▶ [SUPPLIED DATA]

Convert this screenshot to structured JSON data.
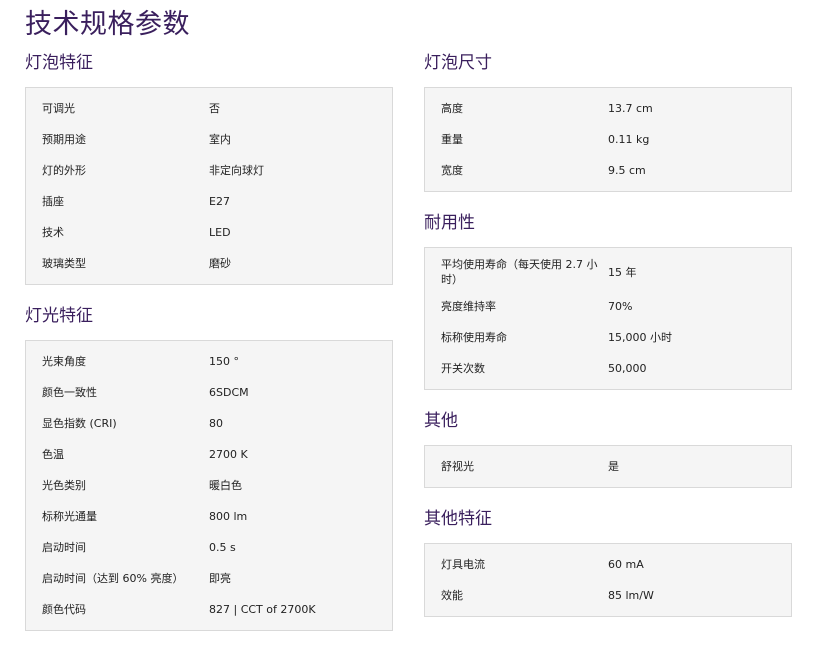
{
  "page_title": "技术规格参数",
  "left_sections": [
    {
      "title": "灯泡特征",
      "rows": [
        {
          "label": "可调光",
          "value": "否"
        },
        {
          "label": "预期用途",
          "value": "室内"
        },
        {
          "label": "灯的外形",
          "value": "非定向球灯"
        },
        {
          "label": "插座",
          "value": "E27"
        },
        {
          "label": "技术",
          "value": "LED"
        },
        {
          "label": "玻璃类型",
          "value": "磨砂"
        }
      ]
    },
    {
      "title": "灯光特征",
      "rows": [
        {
          "label": "光束角度",
          "value": "150 °"
        },
        {
          "label": "颜色一致性",
          "value": "6SDCM"
        },
        {
          "label": "显色指数 (CRI)",
          "value": "80"
        },
        {
          "label": "色温",
          "value": "2700 K"
        },
        {
          "label": "光色类别",
          "value": "暖白色"
        },
        {
          "label": "标称光通量",
          "value": "800 lm"
        },
        {
          "label": "启动时间",
          "value": "0.5 s"
        },
        {
          "label": "启动时间（达到 60% 亮度）",
          "value": "即亮"
        },
        {
          "label": "颜色代码",
          "value": "827 | CCT of 2700K"
        }
      ]
    }
  ],
  "right_sections": [
    {
      "title": "灯泡尺寸",
      "rows": [
        {
          "label": "高度",
          "value": "13.7 cm"
        },
        {
          "label": "重量",
          "value": "0.11 kg"
        },
        {
          "label": "宽度",
          "value": "9.5 cm"
        }
      ]
    },
    {
      "title": "耐用性",
      "rows": [
        {
          "label": "平均使用寿命（每天使用 2.7 小时）",
          "value": "15 年"
        },
        {
          "label": "亮度维持率",
          "value": "70%"
        },
        {
          "label": "标称使用寿命",
          "value": "15,000 小时"
        },
        {
          "label": "开关次数",
          "value": "50,000"
        }
      ]
    },
    {
      "title": "其他",
      "rows": [
        {
          "label": "舒视光",
          "value": "是"
        }
      ]
    },
    {
      "title": "其他特征",
      "rows": [
        {
          "label": "灯具电流",
          "value": "60 mA"
        },
        {
          "label": "效能",
          "value": "85 lm/W"
        }
      ]
    }
  ]
}
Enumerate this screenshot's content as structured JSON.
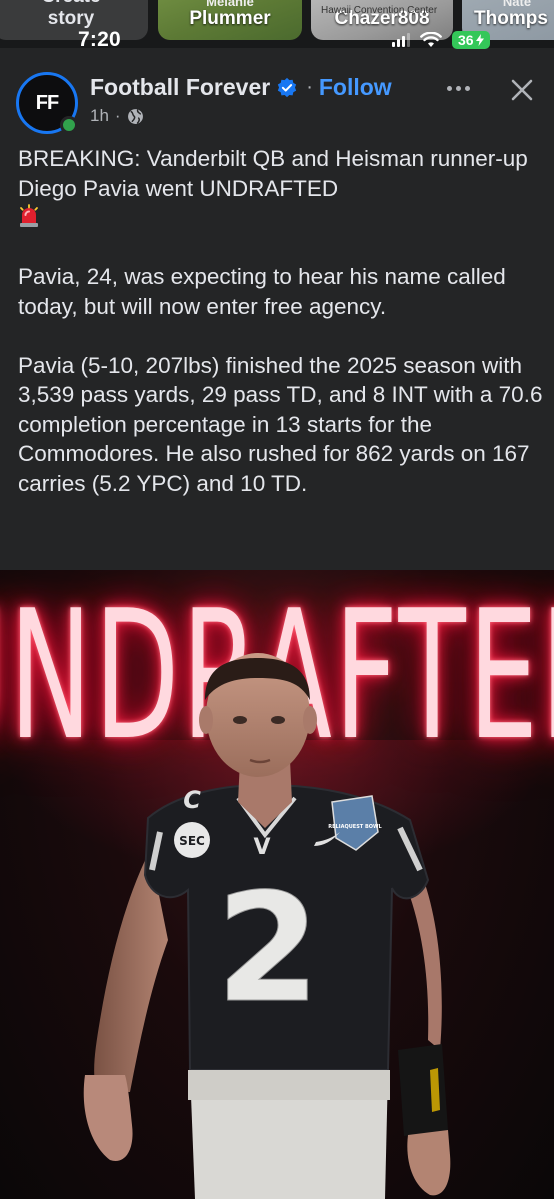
{
  "stories": [
    {
      "name": "Create\nstory",
      "type": "create"
    },
    {
      "name": "Plummer",
      "cover_text": "Melanie"
    },
    {
      "name": "Chazer808",
      "cover_text": "Hawaii Convention Center"
    },
    {
      "name": "Thomps",
      "cover_text": "Nate"
    }
  ],
  "status_bar": {
    "time": "7:20",
    "battery": "36"
  },
  "post": {
    "author": "Football Forever",
    "avatar_text": "FF",
    "verified": true,
    "follow_label": "Follow",
    "time_ago": "1h",
    "audience_icon": "globe-icon",
    "paragraphs": [
      "BREAKING: Vanderbilt QB and Heisman runner-up Diego Pavia went UNDRAFTED",
      "Pavia, 24, was expecting to hear his name called today, but will now enter free agency.",
      "Pavia (5-10, 207lbs) finished the 2025 season with 3,539 pass yards, 29 pass TD, and 8 INT with a 70.6 completion percentage in 13 starts for the Commodores. He also rushed for 862 yards on 167 carries (5.2 YPC) and 10 TD."
    ],
    "image": {
      "headline": "UNDRAFTED",
      "jersey_number": "2",
      "jersey_letter": "V",
      "patch_captain": "C",
      "patch_sec": "SEC",
      "patch_bowl": "RELIAQUEST BOWL"
    }
  },
  "colors": {
    "background": "#242526",
    "text": "#e4e6eb",
    "secondary_text": "#b0b3b8",
    "follow": "#4599ff",
    "verified": "#1877f2",
    "online": "#31a24c",
    "battery": "#34c759",
    "neon": "#ff2446"
  }
}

▶ [REQUIRED WORK]
Go through the entries above and output them exactly, without pictures.

▶ [FINAL ANSWER]
Convert this screenshot to structured JSON data.
{
  "page_title": "技术规格参数",
  "left_sections": [
    {
      "title": "灯泡特征",
      "rows": [
        {
          "label": "可调光",
          "value": "否"
        },
        {
          "label": "预期用途",
          "value": "室内"
        },
        {
          "label": "灯的外形",
          "value": "非定向球灯"
        },
        {
          "label": "插座",
          "value": "E27"
        },
        {
          "label": "技术",
          "value": "LED"
        },
        {
          "label": "玻璃类型",
          "value": "磨砂"
        }
      ]
    },
    {
      "title": "灯光特征",
      "rows": [
        {
          "label": "光束角度",
          "value": "150 °"
        },
        {
          "label": "颜色一致性",
          "value": "6SDCM"
        },
        {
          "label": "显色指数 (CRI)",
          "value": "80"
        },
        {
          "label": "色温",
          "value": "2700 K"
        },
        {
          "label": "光色类别",
          "value": "暖白色"
        },
        {
          "label": "标称光通量",
          "value": "800 lm"
        },
        {
          "label": "启动时间",
          "value": "0.5 s"
        },
        {
          "label": "启动时间（达到 60% 亮度）",
          "value": "即亮"
        },
        {
          "label": "颜色代码",
          "value": "827 | CCT of 2700K"
        }
      ]
    }
  ],
  "right_sections": [
    {
      "title": "灯泡尺寸",
      "rows": [
        {
          "label": "高度",
          "value": "13.7 cm"
        },
        {
          "label": "重量",
          "value": "0.11 kg"
        },
        {
          "label": "宽度",
          "value": "9.5 cm"
        }
      ]
    },
    {
      "title": "耐用性",
      "rows": [
        {
          "label": "平均使用寿命（每天使用 2.7 小时）",
          "value": "15 年"
        },
        {
          "label": "亮度维持率",
          "value": "70%"
        },
        {
          "label": "标称使用寿命",
          "value": "15,000 小时"
        },
        {
          "label": "开关次数",
          "value": "50,000"
        }
      ]
    },
    {
      "title": "其他",
      "rows": [
        {
          "label": "舒视光",
          "value": "是"
        }
      ]
    },
    {
      "title": "其他特征",
      "rows": [
        {
          "label": "灯具电流",
          "value": "60 mA"
        },
        {
          "label": "效能",
          "value": "85 lm/W"
        }
      ]
    }
  ]
}
Enumerate this screenshot's content as structured JSON.
{
  "stories": [
    {
      "name": "Create\nstory",
      "type": "create"
    },
    {
      "name": "Plummer",
      "cover_text": "Melanie"
    },
    {
      "name": "Chazer808",
      "cover_text": "Hawaii Convention Center"
    },
    {
      "name": "Thomps",
      "cover_text": "Nate"
    }
  ],
  "status_bar": {
    "time": "7:20",
    "battery": "36"
  },
  "post": {
    "author": "Football Forever",
    "avatar_text": "FF",
    "verified": true,
    "follow_label": "Follow",
    "time_ago": "1h",
    "audience_icon": "globe-icon",
    "paragraphs": [
      "BREAKING: Vanderbilt QB and Heisman runner-up Diego Pavia went UNDRAFTED",
      "Pavia, 24, was expecting to hear his name called today, but will now enter free agency.",
      "Pavia (5-10, 207lbs) finished the 2025 season with 3,539 pass yards, 29 pass TD, and 8 INT with a 70.6 completion percentage in 13 starts for the Commodores. He also rushed for 862 yards on 167 carries (5.2 YPC) and 10 TD."
    ],
    "image": {
      "headline": "UNDRAFTED",
      "jersey_number": "2",
      "jersey_letter": "V",
      "patch_captain": "C",
      "patch_sec": "SEC",
      "patch_bowl": "RELIAQUEST BOWL"
    }
  },
  "colors": {
    "background": "#242526",
    "text": "#e4e6eb",
    "secondary_text": "#b0b3b8",
    "follow": "#4599ff",
    "verified": "#1877f2",
    "online": "#31a24c",
    "battery": "#34c759",
    "neon": "#ff2446"
  }
}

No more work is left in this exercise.